## START RECORDS FOR PROCESSING
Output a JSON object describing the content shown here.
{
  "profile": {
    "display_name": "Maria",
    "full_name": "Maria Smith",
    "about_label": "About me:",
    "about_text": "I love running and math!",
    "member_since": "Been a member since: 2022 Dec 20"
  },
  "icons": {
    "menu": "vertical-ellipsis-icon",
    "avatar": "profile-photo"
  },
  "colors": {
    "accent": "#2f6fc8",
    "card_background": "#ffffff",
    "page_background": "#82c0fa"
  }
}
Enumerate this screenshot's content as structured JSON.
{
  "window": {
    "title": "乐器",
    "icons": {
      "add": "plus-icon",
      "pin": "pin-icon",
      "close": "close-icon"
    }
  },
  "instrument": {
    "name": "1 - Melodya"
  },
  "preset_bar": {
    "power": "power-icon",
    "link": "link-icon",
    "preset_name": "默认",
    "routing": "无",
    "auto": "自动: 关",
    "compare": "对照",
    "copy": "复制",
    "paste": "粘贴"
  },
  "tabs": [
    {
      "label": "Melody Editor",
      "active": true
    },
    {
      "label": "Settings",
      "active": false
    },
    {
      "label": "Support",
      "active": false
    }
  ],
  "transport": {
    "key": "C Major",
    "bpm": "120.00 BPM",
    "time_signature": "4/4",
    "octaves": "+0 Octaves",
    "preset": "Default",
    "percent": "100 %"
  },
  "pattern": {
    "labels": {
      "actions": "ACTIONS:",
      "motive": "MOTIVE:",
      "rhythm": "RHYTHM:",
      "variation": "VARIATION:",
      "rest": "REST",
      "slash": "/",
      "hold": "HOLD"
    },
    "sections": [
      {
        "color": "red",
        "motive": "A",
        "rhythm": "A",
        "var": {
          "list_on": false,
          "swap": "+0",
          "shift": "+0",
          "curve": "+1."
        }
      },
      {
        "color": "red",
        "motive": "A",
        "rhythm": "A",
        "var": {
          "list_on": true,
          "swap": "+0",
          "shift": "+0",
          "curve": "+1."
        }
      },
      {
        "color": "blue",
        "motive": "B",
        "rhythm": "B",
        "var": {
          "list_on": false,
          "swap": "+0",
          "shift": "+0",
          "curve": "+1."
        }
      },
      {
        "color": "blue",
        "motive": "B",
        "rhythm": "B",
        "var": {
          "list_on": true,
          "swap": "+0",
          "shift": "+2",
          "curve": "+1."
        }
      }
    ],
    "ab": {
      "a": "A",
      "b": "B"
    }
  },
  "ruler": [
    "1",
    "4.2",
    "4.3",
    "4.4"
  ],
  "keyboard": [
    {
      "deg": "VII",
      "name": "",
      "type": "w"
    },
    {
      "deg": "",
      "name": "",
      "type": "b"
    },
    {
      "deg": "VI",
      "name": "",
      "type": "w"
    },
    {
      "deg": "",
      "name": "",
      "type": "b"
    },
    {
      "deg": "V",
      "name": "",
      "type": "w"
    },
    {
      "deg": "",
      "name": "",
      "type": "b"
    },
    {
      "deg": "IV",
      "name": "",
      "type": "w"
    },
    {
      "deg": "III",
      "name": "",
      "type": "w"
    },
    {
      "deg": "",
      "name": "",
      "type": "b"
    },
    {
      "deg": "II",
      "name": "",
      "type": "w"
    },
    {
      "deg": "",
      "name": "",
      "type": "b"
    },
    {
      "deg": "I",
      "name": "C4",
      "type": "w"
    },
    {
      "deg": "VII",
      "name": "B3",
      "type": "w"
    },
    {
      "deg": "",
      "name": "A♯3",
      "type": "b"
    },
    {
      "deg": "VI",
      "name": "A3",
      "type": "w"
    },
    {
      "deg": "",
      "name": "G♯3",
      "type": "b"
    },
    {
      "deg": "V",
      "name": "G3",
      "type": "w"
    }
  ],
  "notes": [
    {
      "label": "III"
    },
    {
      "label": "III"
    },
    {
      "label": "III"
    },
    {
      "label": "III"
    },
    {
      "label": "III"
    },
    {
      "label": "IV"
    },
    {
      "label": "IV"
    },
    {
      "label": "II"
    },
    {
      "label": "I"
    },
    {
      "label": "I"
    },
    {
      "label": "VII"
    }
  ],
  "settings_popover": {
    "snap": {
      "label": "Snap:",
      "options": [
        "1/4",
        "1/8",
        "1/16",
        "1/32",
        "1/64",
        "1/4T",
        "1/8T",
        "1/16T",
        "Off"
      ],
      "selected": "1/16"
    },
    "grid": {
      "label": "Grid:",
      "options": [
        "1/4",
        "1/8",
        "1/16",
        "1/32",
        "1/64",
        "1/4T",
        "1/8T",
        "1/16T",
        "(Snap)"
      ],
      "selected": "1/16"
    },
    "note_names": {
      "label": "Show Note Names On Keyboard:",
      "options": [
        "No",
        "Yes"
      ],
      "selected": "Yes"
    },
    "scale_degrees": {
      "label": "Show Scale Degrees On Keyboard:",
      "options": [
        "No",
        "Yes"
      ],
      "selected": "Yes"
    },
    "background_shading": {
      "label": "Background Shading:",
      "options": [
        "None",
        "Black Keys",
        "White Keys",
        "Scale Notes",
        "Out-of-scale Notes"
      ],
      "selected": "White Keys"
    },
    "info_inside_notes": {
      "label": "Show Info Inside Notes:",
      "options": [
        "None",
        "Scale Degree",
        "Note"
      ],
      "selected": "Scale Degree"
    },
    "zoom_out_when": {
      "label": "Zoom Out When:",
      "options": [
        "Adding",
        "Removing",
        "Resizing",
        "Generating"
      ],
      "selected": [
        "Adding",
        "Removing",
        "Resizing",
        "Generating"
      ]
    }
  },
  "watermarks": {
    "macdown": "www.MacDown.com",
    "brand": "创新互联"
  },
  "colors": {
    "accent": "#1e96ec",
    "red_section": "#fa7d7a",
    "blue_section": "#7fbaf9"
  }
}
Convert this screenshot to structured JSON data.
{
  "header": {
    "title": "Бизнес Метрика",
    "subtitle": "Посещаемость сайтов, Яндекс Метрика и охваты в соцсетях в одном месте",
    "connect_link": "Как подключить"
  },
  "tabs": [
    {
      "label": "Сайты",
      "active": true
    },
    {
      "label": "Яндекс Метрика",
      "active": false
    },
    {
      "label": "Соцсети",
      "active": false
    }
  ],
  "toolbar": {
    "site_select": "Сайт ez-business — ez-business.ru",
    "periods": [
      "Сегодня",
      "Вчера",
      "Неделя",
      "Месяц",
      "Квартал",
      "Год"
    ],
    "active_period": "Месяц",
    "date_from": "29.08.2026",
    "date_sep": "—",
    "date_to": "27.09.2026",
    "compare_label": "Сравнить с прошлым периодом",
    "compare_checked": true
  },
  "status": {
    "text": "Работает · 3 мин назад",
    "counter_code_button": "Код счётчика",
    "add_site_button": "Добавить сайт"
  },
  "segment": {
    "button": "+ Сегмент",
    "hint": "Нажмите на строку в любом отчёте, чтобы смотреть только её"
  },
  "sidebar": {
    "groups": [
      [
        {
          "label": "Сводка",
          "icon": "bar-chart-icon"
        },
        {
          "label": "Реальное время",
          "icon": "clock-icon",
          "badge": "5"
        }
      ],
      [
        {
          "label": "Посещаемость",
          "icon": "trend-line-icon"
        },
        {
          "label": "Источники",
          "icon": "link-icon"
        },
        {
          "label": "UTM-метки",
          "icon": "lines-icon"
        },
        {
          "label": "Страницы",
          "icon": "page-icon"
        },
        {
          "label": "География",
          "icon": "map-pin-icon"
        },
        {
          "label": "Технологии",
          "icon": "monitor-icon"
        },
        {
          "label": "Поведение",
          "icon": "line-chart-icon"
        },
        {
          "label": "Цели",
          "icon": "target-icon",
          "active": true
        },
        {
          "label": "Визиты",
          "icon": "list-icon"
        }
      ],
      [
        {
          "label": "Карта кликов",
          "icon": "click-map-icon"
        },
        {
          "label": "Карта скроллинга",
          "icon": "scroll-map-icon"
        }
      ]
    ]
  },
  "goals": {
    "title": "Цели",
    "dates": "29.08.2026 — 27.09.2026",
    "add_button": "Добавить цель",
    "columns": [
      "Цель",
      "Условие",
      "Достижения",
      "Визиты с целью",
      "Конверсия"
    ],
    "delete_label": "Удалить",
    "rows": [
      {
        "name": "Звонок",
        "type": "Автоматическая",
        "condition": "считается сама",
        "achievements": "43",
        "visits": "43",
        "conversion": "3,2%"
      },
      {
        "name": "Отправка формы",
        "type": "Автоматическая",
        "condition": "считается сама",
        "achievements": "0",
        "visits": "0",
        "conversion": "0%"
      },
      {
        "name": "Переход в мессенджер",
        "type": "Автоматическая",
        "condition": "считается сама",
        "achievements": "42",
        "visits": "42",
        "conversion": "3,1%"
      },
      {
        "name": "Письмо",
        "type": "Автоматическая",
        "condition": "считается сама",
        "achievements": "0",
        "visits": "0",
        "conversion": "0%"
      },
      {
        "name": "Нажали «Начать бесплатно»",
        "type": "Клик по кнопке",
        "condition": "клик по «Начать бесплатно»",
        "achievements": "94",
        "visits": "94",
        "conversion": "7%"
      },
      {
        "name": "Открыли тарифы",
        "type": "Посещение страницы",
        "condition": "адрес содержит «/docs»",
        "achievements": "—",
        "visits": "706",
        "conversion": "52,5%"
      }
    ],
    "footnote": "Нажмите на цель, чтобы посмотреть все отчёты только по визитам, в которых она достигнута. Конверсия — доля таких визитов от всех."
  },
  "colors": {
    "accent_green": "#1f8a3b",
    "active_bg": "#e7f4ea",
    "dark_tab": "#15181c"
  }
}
## END RECORDS FOR PROCESSING
Pull out every line holding "Конверсия" from the records above, and copy it.

      "Конверсия"
    "footnote": "Нажмите на цель, чтобы посмотреть все отчёты только по визитам, в которых она достигнута. Конверсия — доля таких визитов от всех."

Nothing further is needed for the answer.